What the task requires: Retype all of the entries word for word.

Saved data entries

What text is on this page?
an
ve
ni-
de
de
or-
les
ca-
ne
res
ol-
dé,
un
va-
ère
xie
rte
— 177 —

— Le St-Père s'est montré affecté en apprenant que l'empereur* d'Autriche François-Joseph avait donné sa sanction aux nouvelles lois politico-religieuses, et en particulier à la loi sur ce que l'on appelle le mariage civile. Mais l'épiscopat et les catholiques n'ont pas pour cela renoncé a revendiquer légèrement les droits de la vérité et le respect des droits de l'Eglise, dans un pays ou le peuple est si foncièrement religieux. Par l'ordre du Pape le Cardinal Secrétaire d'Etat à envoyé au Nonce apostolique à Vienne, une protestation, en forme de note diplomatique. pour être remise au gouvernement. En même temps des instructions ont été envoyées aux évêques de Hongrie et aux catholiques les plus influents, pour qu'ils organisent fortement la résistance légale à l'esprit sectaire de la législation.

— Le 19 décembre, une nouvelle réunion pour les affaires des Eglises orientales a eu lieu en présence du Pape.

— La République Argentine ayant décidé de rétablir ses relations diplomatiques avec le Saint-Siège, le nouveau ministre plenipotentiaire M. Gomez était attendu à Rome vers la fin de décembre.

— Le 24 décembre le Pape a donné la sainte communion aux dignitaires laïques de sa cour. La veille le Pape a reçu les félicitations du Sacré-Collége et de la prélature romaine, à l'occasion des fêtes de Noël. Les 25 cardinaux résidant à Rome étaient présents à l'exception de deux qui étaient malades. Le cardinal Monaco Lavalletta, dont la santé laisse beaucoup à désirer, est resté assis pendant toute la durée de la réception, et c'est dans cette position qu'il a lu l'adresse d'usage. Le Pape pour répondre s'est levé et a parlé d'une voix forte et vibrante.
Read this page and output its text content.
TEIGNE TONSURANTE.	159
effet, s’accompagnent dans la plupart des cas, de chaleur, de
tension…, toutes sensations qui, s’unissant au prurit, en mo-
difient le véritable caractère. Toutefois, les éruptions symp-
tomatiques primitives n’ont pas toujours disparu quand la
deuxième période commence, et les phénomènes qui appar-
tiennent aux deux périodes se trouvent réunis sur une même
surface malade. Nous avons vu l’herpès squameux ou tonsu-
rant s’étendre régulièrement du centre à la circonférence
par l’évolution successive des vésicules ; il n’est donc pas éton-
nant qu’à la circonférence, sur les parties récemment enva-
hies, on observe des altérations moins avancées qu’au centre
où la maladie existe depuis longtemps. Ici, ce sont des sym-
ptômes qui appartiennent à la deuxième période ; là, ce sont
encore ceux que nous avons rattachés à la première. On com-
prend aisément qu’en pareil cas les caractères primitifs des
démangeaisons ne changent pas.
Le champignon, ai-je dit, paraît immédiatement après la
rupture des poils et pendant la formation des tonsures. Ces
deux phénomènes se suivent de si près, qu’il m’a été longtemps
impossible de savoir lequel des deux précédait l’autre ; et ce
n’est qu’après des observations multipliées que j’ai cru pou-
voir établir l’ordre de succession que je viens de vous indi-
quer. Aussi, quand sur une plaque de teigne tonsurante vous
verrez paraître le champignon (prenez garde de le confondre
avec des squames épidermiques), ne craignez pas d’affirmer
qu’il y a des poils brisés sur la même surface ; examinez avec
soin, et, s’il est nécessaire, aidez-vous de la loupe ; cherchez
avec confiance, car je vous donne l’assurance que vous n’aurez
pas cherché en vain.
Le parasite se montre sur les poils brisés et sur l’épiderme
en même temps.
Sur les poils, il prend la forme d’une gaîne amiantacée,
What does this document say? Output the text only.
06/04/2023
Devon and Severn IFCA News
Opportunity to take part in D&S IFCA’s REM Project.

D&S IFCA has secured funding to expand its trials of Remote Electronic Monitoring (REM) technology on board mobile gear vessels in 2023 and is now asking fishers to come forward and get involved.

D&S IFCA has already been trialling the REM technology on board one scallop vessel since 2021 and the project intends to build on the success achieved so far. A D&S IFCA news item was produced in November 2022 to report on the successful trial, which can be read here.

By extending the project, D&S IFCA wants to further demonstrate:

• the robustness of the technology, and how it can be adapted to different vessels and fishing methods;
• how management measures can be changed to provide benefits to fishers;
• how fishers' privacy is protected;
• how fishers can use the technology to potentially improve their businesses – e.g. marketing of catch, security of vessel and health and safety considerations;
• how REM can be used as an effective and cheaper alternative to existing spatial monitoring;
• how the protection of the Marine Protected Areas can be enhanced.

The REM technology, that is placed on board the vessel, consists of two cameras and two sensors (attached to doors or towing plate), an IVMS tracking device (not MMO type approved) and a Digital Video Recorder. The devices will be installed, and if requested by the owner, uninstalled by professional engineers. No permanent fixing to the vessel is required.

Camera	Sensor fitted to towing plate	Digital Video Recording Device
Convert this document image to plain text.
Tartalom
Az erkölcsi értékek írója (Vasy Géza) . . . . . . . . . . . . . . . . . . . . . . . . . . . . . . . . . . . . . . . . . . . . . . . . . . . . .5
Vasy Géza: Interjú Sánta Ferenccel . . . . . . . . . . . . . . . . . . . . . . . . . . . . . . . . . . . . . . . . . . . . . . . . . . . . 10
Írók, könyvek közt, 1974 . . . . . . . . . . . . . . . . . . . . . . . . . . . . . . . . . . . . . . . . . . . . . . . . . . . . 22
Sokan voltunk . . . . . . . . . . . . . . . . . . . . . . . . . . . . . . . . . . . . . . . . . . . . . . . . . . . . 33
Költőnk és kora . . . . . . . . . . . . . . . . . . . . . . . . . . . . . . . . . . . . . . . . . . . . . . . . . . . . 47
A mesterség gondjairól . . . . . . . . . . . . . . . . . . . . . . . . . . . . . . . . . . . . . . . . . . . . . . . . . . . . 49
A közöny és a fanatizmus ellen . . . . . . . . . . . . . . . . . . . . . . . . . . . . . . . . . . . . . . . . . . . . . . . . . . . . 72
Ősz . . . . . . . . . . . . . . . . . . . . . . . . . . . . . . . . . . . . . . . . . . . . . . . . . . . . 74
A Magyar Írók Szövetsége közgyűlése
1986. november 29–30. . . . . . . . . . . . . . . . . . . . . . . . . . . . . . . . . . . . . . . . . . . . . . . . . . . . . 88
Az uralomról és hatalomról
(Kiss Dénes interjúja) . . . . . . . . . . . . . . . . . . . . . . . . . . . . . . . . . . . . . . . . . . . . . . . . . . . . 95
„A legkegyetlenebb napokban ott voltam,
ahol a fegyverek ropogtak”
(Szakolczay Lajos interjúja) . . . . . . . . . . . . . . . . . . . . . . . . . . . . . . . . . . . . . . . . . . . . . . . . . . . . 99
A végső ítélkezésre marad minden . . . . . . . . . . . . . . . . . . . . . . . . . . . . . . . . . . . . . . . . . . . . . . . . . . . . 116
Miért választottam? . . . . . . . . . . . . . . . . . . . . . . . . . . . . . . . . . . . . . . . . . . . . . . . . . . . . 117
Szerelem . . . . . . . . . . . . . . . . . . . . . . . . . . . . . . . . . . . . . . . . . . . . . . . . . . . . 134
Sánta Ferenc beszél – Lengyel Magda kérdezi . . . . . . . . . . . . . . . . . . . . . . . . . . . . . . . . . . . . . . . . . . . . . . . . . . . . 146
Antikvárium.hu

The output:
What text is on this page?
an
ve
ni-
de
de
or-
les
ca-
ne
res
ol-
dé,
un
va-
ère
xie
rte
— 177 —

— Le St-Père s'est montré affecté en apprenant que l'empereur* d'Autriche François-Joseph avait donné sa sanction aux nouvelles lois politico-religieuses, et en particulier à la loi sur ce que l'on appelle le mariage civile. Mais l'épiscopat et les catholiques n'ont pas pour cela renoncé a revendiquer légèrement les droits de la vérité et le respect des droits de l'Eglise, dans un pays ou le peuple est si foncièrement religieux. Par l'ordre du Pape le Cardinal Secrétaire d'Etat à envoyé au Nonce apostolique à Vienne, une protestation, en forme de note diplomatique. pour être remise au gouvernement. En même temps des instructions ont été envoyées aux évêques de Hongrie et aux catholiques les plus influents, pour qu'ils organisent fortement la résistance légale à l'esprit sectaire de la législation.

— Le 19 décembre, une nouvelle réunion pour les affaires des Eglises orientales a eu lieu en présence du Pape.

— La République Argentine ayant décidé de rétablir ses relations diplomatiques avec le Saint-Siège, le nouveau ministre plenipotentiaire M. Gomez était attendu à Rome vers la fin de décembre.

— Le 24 décembre le Pape a donné la sainte communion aux dignitaires laïques de sa cour. La veille le Pape a reçu les félicitations du Sacré-Collége et de la prélature romaine, à l'occasion des fêtes de Noël. Les 25 cardinaux résidant à Rome étaient présents à l'exception de deux qui étaient malades. Le cardinal Monaco Lavalletta, dont la santé laisse beaucoup à désirer, est resté assis pendant toute la durée de la réception, et c'est dans cette position qu'il a lu l'adresse d'usage. Le Pape pour répondre s'est levé et a parlé d'une voix forte et vibrante.
Read this page and output its text content.
TEIGNE TONSURANTE.	159
effet, s’accompagnent dans la plupart des cas, de chaleur, de
tension…, toutes sensations qui, s’unissant au prurit, en mo-
difient le véritable caractère. Toutefois, les éruptions symp-
tomatiques primitives n’ont pas toujours disparu quand la
deuxième période commence, et les phénomènes qui appar-
tiennent aux deux périodes se trouvent réunis sur une même
surface malade. Nous avons vu l’herpès squameux ou tonsu-
rant s’étendre régulièrement du centre à la circonférence
par l’évolution successive des vésicules ; il n’est donc pas éton-
nant qu’à la circonférence, sur les parties récemment enva-
hies, on observe des altérations moins avancées qu’au centre
où la maladie existe depuis longtemps. Ici, ce sont des sym-
ptômes qui appartiennent à la deuxième période ; là, ce sont
encore ceux que nous avons rattachés à la première. On com-
prend aisément qu’en pareil cas les caractères primitifs des
démangeaisons ne changent pas.
Le champignon, ai-je dit, paraît immédiatement après la
rupture des poils et pendant la formation des tonsures. Ces
deux phénomènes se suivent de si près, qu’il m’a été longtemps
impossible de savoir lequel des deux précédait l’autre ; et ce
n’est qu’après des observations multipliées que j’ai cru pou-
voir établir l’ordre de succession que je viens de vous indi-
quer. Aussi, quand sur une plaque de teigne tonsurante vous
verrez paraître le champignon (prenez garde de le confondre
avec des squames épidermiques), ne craignez pas d’affirmer
qu’il y a des poils brisés sur la même surface ; examinez avec
soin, et, s’il est nécessaire, aidez-vous de la loupe ; cherchez
avec confiance, car je vous donne l’assurance que vous n’aurez
pas cherché en vain.
Le parasite se montre sur les poils brisés et sur l’épiderme
en même temps.
Sur les poils, il prend la forme d’une gaîne amiantacée,
What does this document say? Output the text only.
06/04/2023
Devon and Severn IFCA News
Opportunity to take part in D&S IFCA’s REM Project.

D&S IFCA has secured funding to expand its trials of Remote Electronic Monitoring (REM) technology on board mobile gear vessels in 2023 and is now asking fishers to come forward and get involved.

D&S IFCA has already been trialling the REM technology on board one scallop vessel since 2021 and the project intends to build on the success achieved so far. A D&S IFCA news item was produced in November 2022 to report on the successful trial, which can be read here.

By extending the project, D&S IFCA wants to further demonstrate:

• the robustness of the technology, and how it can be adapted to different vessels and fishing methods;
• how management measures can be changed to provide benefits to fishers;
• how fishers' privacy is protected;
• how fishers can use the technology to potentially improve their businesses – e.g. marketing of catch, security of vessel and health and safety considerations;
• how REM can be used as an effective and cheaper alternative to existing spatial monitoring;
• how the protection of the Marine Protected Areas can be enhanced.

The REM technology, that is placed on board the vessel, consists of two cameras and two sensors (attached to doors or towing plate), an IVMS tracking device (not MMO type approved) and a Digital Video Recorder. The devices will be installed, and if requested by the owner, uninstalled by professional engineers. No permanent fixing to the vessel is required.

Camera	Sensor fitted to towing plate	Digital Video Recording Device
Convert this document image to plain text.
Tartalom
Az erkölcsi értékek írója (Vasy Géza) . . . . . . . . . . . . . . . . . . . . . . . . . . . . . . . . . . . . . . . . . . . . . . . . . . . . .5
Vasy Géza: Interjú Sánta Ferenccel . . . . . . . . . . . . . . . . . . . . . . . . . . . . . . . . . . . . . . . . . . . . . . . . . . . . 10
Írók, könyvek közt, 1974 . . . . . . . . . . . . . . . . . . . . . . . . . . . . . . . . . . . . . . . . . . . . . . . . . . . . 22
Sokan voltunk . . . . . . . . . . . . . . . . . . . . . . . . . . . . . . . . . . . . . . . . . . . . . . . . . . . . 33
Költőnk és kora . . . . . . . . . . . . . . . . . . . . . . . . . . . . . . . . . . . . . . . . . . . . . . . . . . . . 47
A mesterség gondjairól . . . . . . . . . . . . . . . . . . . . . . . . . . . . . . . . . . . . . . . . . . . . . . . . . . . . 49
A közöny és a fanatizmus ellen . . . . . . . . . . . . . . . . . . . . . . . . . . . . . . . . . . . . . . . . . . . . . . . . . . . . 72
Ősz . . . . . . . . . . . . . . . . . . . . . . . . . . . . . . . . . . . . . . . . . . . . . . . . . . . . 74
A Magyar Írók Szövetsége közgyűlése
1986. november 29–30. . . . . . . . . . . . . . . . . . . . . . . . . . . . . . . . . . . . . . . . . . . . . . . . . . . . . 88
Az uralomról és hatalomról
(Kiss Dénes interjúja) . . . . . . . . . . . . . . . . . . . . . . . . . . . . . . . . . . . . . . . . . . . . . . . . . . . . 95
„A legkegyetlenebb napokban ott voltam,
ahol a fegyverek ropogtak”
(Szakolczay Lajos interjúja) . . . . . . . . . . . . . . . . . . . . . . . . . . . . . . . . . . . . . . . . . . . . . . . . . . . . 99
A végső ítélkezésre marad minden . . . . . . . . . . . . . . . . . . . . . . . . . . . . . . . . . . . . . . . . . . . . . . . . . . . . 116
Miért választottam? . . . . . . . . . . . . . . . . . . . . . . . . . . . . . . . . . . . . . . . . . . . . . . . . . . . . 117
Szerelem . . . . . . . . . . . . . . . . . . . . . . . . . . . . . . . . . . . . . . . . . . . . . . . . . . . . 134
Sánta Ferenc beszél – Lengyel Magda kérdezi . . . . . . . . . . . . . . . . . . . . . . . . . . . . . . . . . . . . . . . . . . . . . . . . . . . . 146
Antikvárium.hu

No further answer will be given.